▶

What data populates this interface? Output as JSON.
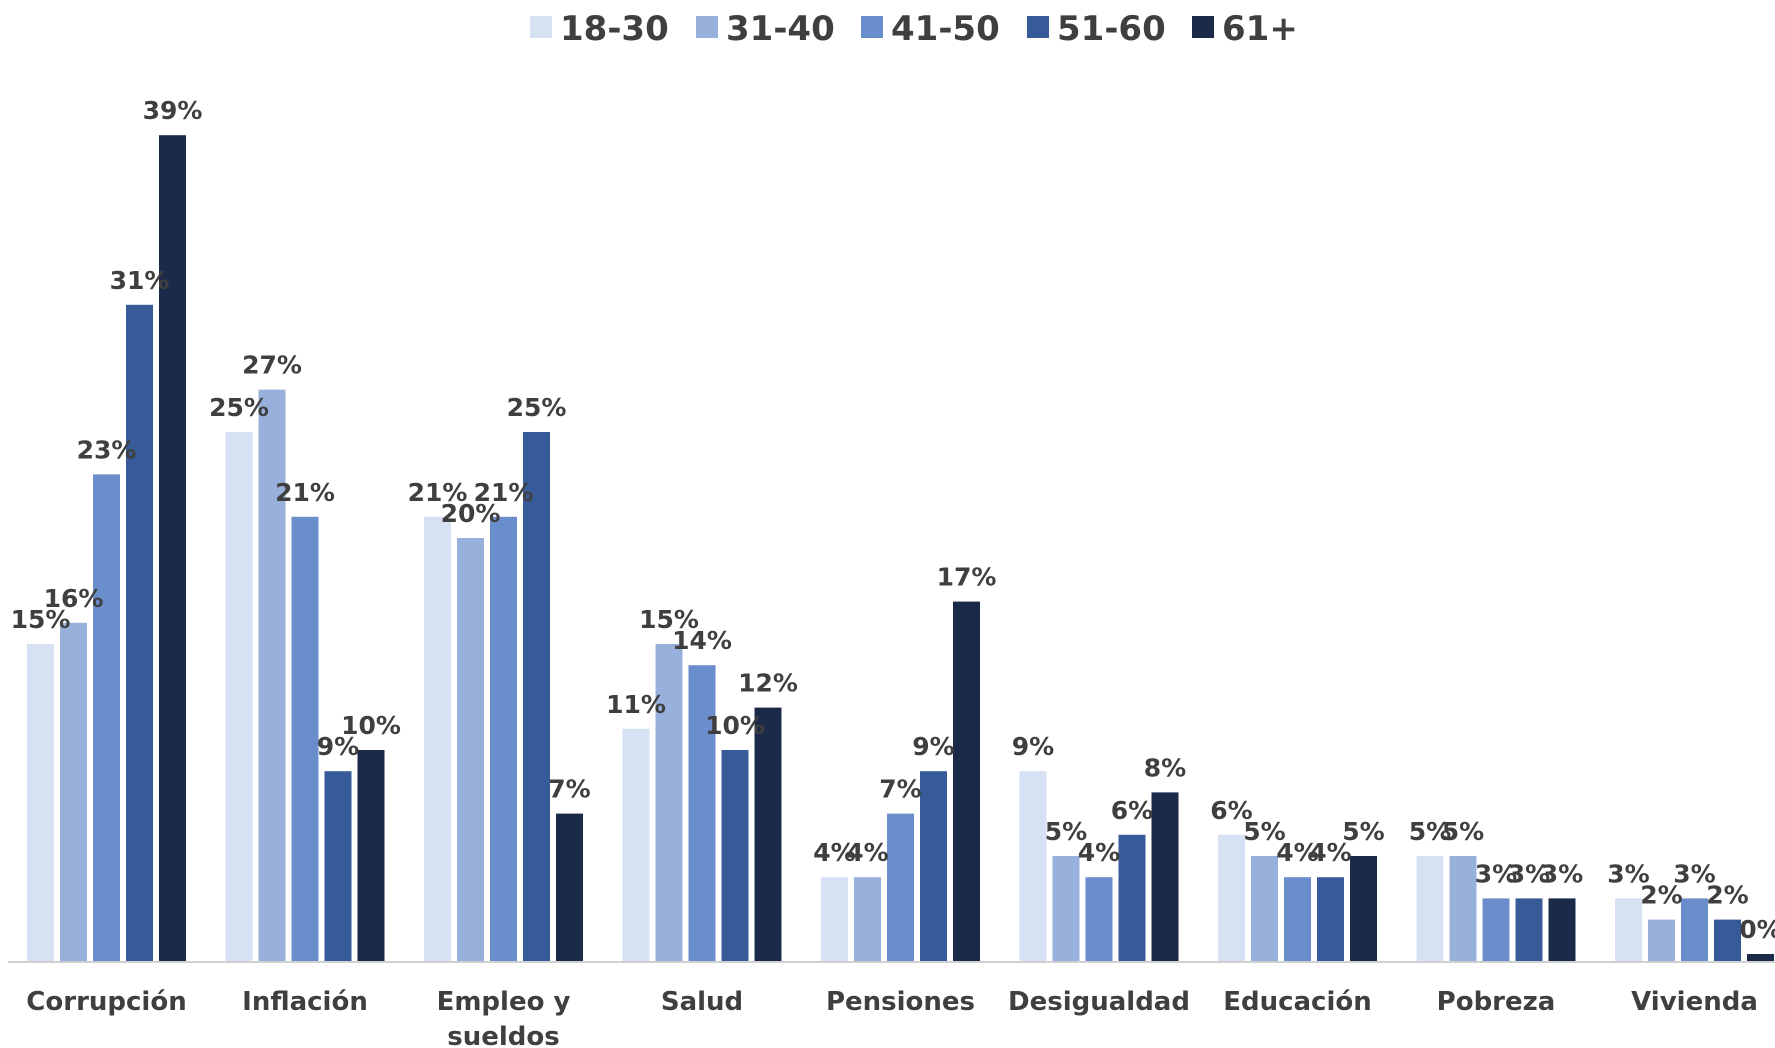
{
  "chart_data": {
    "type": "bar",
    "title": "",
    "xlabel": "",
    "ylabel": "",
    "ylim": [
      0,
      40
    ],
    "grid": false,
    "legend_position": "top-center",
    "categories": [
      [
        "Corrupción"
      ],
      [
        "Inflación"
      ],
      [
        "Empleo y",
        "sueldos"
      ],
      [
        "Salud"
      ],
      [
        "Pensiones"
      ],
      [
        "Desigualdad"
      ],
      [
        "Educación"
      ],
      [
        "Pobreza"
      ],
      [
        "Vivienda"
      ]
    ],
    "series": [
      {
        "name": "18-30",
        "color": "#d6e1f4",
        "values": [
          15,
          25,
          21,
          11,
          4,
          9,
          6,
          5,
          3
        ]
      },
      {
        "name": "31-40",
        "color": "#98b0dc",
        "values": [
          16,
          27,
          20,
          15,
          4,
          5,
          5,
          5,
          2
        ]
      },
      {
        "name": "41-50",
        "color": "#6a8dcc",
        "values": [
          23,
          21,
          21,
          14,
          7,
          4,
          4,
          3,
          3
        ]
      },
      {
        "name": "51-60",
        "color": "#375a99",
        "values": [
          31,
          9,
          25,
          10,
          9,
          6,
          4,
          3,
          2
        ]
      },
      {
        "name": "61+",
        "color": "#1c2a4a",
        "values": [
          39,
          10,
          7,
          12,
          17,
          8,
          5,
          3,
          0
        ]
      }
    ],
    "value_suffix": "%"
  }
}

◀

## Directions for this task
In the records above, find the lines containing "name" and copy them.

## Response to the task
        "name": "18-30",
        "name": "31-40",
        "name": "41-50",
        "name": "51-60",
        "name": "61+",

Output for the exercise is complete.